* _YOUR OBJECTIVE_: Where a line below holds the string "count", that line goes into the answer.

##### SUPPLIED RECORDS #####

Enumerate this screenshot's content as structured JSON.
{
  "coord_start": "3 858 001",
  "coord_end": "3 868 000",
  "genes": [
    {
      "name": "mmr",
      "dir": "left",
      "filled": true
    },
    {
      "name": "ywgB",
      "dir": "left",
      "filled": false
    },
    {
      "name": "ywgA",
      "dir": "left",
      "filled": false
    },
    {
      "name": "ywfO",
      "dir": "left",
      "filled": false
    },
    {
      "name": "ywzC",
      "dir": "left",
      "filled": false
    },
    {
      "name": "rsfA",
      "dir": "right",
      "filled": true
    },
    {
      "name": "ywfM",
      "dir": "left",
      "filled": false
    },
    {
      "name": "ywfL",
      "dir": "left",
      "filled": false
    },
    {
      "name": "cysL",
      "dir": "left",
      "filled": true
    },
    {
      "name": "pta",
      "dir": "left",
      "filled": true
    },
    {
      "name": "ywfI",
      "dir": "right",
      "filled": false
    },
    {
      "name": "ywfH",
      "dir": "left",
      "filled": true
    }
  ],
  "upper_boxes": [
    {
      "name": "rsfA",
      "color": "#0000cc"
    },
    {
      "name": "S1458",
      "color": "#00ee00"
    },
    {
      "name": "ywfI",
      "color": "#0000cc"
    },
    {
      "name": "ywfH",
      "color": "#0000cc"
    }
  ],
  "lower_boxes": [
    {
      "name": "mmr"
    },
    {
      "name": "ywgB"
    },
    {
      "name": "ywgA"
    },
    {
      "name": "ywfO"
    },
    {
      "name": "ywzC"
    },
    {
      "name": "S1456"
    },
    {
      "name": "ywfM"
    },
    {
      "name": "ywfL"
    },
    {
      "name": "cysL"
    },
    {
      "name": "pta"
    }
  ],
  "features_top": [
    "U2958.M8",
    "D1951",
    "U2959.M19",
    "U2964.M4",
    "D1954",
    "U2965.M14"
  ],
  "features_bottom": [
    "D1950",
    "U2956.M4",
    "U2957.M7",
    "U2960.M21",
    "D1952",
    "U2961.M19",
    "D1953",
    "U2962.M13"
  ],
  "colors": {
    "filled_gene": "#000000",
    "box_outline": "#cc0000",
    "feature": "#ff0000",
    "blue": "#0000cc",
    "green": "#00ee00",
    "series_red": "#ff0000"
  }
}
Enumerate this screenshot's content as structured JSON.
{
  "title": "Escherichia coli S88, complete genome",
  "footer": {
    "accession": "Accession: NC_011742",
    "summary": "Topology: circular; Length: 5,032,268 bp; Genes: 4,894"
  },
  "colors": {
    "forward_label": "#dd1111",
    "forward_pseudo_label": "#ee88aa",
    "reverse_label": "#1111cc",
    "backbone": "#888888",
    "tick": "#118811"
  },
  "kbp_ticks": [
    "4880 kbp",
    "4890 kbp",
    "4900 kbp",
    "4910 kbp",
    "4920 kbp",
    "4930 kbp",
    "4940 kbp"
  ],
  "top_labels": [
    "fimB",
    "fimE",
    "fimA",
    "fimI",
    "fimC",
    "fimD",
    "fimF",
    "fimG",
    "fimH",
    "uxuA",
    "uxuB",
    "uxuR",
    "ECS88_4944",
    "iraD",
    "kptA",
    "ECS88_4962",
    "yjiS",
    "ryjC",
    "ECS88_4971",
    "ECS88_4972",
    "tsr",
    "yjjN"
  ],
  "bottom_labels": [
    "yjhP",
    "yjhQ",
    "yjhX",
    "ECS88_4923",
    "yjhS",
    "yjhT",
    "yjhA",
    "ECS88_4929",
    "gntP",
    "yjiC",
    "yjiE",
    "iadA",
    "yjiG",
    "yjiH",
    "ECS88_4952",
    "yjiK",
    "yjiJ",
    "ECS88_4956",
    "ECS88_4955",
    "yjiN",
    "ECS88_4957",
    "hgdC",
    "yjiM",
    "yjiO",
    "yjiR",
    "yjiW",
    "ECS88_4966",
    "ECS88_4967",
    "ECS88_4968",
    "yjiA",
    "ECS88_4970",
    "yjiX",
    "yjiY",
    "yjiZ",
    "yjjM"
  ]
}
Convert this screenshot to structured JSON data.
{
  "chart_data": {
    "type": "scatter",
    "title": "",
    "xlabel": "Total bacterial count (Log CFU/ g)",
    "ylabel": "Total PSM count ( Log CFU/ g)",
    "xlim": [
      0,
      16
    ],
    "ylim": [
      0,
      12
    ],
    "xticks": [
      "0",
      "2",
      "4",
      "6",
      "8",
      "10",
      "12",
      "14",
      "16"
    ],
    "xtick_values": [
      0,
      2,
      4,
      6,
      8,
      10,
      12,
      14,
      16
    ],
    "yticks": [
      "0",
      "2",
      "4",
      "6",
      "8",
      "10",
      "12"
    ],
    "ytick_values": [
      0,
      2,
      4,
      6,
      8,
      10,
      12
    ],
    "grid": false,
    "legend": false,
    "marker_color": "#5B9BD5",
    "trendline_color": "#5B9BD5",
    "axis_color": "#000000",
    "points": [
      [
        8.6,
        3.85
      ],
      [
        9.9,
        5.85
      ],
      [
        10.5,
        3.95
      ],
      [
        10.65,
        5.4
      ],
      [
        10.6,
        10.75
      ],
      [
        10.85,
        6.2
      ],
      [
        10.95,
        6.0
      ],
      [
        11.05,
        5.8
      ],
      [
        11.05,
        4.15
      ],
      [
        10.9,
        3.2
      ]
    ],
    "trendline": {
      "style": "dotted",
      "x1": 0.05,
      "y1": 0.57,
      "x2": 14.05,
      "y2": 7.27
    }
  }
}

#####

* _RESULT FOR THIS EXERCISE_:
    "xlabel": "Total bacterial count (Log CFU/ g)",
    "ylabel": "Total PSM count ( Log CFU/ g)",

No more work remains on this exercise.